WORK INSTRUCTION -> In the text on flexible zein nanoparticles, condense the paragraph beginning "Zein was made flexible" into a bulleted list that keeps its main facts.

======== TEXT EXCERPT ========

Investigation of Self-Assembled Flexible Zein Nanoparticles and Their Sensitivity to Complex Environments.

Zein was made flexible through acid-driven deamidation. This increased flexibility was confirmed by the higher release of water-soluble peptides during trypsin hydrolysis. Self-assembled flexible zein nanoparticles (FZNPs) were prepared using the anti-solvent precipitation method. To test the sensitivity of FZNPs to complex environment, ionic solutions (CaCl(2) and NaCl) at various concentrations were prepared. The morphology and particle size of FZNPs differed significantly from those of control zein nanoparticles (NZNPs). As the ionic concentration increased from 0 to 15 mmol/L, FZNPs showed higher electrical conductivity and adsorption capacity than NZNPs. This suggests that FZNPs are highly sensitive to complex environment. X-Ray Photoelectron Spectrum (XPS) results revealed that both FZNPs and NZNPs bound more Na(+) than Ca(2+). The enhanced sensitivity of FZNPs to complex environments may be due to their greater tendency for structural changes. These conformational changes are likely caused by the altered amino acids in flexible zein, which result from deamidation. This study offers a practical approach to designing novel nanoparticles as functional materials for delivering bioactive compounds.

======== AVAILABLE DATA ========

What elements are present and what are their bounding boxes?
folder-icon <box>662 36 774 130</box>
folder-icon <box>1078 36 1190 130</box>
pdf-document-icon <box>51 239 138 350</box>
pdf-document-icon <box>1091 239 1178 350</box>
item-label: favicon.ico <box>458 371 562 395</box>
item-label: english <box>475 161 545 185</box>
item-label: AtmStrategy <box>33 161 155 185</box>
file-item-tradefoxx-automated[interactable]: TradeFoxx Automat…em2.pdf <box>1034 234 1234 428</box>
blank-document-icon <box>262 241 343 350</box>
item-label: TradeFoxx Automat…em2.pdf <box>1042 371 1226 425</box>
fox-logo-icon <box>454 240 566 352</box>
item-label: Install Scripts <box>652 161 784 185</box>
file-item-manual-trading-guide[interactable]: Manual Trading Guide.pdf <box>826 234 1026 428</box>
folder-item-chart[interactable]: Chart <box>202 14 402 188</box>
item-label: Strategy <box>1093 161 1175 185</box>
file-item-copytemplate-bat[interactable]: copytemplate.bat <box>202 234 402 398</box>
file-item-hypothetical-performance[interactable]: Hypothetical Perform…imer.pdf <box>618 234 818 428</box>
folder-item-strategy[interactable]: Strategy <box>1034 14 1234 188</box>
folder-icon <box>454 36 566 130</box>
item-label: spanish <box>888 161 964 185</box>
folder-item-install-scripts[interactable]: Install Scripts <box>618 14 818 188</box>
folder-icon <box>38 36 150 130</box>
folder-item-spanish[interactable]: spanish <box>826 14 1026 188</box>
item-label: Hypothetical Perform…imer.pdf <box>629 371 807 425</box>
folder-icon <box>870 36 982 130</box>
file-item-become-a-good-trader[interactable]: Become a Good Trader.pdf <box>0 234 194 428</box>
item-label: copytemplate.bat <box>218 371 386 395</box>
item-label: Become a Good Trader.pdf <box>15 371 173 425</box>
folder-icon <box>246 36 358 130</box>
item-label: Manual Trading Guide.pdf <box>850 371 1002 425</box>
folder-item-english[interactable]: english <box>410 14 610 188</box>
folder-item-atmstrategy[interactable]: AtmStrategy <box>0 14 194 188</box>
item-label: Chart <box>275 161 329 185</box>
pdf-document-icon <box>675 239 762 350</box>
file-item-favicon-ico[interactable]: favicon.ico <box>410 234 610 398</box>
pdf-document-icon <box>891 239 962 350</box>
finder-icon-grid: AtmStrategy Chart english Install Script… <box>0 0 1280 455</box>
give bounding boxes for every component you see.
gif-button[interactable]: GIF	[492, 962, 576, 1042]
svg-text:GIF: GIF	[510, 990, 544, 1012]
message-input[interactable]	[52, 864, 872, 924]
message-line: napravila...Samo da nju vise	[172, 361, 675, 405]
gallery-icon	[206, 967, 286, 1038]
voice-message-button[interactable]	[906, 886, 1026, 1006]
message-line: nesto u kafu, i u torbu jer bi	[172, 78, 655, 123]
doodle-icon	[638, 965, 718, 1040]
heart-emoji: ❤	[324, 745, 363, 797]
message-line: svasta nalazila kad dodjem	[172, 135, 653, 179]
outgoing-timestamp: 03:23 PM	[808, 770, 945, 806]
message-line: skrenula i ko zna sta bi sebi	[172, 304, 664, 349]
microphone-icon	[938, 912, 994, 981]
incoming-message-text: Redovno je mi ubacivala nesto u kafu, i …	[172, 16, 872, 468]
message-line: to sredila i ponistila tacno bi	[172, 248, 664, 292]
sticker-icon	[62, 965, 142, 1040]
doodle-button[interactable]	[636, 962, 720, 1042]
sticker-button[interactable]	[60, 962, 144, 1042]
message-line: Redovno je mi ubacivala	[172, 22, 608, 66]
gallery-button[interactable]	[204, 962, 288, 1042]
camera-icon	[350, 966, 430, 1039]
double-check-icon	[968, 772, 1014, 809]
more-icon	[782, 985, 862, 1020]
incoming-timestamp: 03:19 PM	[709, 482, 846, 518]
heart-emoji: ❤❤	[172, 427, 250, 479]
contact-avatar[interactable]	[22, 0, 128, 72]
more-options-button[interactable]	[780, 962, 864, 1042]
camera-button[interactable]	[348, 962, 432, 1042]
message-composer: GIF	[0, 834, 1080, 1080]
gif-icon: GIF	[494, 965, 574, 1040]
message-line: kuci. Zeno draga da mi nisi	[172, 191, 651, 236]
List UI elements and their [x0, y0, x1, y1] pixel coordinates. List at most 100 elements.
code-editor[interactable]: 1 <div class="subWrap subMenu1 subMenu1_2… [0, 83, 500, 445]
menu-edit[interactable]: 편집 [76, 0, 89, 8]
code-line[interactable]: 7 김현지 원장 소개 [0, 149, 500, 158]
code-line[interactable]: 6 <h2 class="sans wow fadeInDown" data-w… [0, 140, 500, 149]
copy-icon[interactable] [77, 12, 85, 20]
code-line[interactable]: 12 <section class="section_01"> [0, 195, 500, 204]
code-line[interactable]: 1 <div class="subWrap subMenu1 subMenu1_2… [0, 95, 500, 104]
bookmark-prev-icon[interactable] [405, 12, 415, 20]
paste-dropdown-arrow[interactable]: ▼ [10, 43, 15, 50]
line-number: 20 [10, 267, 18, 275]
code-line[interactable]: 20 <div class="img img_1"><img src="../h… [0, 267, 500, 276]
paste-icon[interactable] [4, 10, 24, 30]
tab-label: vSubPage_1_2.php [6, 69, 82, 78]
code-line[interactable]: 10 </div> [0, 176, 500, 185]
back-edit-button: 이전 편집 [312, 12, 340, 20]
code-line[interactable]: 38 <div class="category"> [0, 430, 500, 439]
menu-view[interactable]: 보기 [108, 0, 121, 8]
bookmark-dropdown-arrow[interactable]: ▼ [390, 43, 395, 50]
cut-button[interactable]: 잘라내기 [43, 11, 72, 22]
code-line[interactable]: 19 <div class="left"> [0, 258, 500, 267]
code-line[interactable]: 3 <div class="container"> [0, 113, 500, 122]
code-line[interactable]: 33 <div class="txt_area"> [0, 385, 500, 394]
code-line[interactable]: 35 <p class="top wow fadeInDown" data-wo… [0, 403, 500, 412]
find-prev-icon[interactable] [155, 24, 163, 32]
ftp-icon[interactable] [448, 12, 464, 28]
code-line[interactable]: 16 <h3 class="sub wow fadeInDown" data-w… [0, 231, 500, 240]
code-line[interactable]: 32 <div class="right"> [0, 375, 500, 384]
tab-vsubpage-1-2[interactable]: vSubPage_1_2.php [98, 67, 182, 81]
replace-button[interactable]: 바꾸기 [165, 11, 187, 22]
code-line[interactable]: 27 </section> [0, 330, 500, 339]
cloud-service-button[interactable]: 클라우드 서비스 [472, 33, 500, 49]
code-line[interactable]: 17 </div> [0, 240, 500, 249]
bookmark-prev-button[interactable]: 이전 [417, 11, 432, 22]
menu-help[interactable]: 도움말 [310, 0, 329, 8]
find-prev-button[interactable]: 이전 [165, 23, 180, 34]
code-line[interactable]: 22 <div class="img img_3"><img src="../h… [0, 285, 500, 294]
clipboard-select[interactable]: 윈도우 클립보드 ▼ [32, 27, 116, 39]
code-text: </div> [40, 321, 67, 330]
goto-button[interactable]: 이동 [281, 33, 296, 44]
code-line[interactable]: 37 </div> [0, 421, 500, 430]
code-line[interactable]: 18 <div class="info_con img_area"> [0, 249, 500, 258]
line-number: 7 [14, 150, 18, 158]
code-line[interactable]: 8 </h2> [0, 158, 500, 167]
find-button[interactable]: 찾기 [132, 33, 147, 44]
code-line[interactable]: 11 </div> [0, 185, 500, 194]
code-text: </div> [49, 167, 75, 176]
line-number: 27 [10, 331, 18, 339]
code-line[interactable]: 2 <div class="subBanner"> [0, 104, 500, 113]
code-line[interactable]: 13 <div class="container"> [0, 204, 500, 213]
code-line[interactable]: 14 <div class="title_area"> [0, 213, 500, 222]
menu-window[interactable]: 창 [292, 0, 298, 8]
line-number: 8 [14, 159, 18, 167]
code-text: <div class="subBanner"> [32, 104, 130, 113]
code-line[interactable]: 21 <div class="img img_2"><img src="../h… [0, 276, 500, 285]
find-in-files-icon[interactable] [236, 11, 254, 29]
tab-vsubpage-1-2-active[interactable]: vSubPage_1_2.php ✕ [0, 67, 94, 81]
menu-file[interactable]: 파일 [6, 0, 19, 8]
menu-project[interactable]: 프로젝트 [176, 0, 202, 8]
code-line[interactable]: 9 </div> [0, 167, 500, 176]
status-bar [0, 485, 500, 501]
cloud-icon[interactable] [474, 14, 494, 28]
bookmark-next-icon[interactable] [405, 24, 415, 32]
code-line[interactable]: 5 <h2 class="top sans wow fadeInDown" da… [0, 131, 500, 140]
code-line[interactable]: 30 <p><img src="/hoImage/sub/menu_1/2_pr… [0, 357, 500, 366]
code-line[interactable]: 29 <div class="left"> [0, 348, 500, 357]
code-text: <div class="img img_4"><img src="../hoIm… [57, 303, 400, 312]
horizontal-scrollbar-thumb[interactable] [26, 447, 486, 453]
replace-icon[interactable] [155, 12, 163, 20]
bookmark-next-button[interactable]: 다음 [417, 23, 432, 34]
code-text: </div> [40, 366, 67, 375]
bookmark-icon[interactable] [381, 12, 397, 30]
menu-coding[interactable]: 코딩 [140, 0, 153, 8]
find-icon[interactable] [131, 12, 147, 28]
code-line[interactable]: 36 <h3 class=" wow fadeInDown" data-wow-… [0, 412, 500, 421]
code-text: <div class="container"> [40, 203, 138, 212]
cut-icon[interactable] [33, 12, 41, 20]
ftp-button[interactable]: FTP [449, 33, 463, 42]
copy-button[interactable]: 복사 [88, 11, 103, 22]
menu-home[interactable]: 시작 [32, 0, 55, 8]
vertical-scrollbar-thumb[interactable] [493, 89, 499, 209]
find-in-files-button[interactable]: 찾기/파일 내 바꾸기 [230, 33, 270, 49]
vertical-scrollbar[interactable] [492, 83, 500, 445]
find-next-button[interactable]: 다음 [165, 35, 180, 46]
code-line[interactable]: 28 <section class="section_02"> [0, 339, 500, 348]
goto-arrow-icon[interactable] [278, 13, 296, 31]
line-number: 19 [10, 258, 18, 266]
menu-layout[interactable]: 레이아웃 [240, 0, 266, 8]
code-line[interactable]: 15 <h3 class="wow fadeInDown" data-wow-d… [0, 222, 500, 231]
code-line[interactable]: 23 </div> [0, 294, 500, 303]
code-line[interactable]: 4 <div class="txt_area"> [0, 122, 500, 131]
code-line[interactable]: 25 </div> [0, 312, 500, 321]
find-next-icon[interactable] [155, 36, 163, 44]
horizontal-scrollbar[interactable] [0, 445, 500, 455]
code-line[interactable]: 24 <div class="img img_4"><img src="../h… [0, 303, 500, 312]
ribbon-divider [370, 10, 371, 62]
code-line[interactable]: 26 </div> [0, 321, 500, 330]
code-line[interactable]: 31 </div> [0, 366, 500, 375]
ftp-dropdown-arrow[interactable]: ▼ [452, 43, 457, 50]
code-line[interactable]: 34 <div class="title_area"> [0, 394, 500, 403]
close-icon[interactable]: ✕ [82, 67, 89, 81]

========

EXERCISE ANSWER ->
- Acid-driven deamidation made zein flexible, as shown by greater release of water-soluble peptides during trypsin hydrolysis.
- Self-assembled flexible zein nanoparticles (FZNPs) were prepared by anti-solvent precipitation.
- Sensitivity to complex environments was tested with CaCl(2) and NaCl solutions at various concentrations.
- FZNPs differed significantly from control zein nanoparticles (NZNPs) in morphology and particle size.
- From 0 to 15 mmol/L ionic concentration, FZNPs showed higher electrical conductivity and adsorption capacity than NZNPs, suggesting high sensitivity to complex environments.
- XPS showed both FZNPs and NZNPs bound more Na(+) than Ca(2+).
- The greater sensitivity of FZNPs may come from a greater tendency for structural change, likely caused by amino acids altered through deamidation.
- The study offers a practical approach to designing nanoparticles as functional materials for delivering bioactive compounds.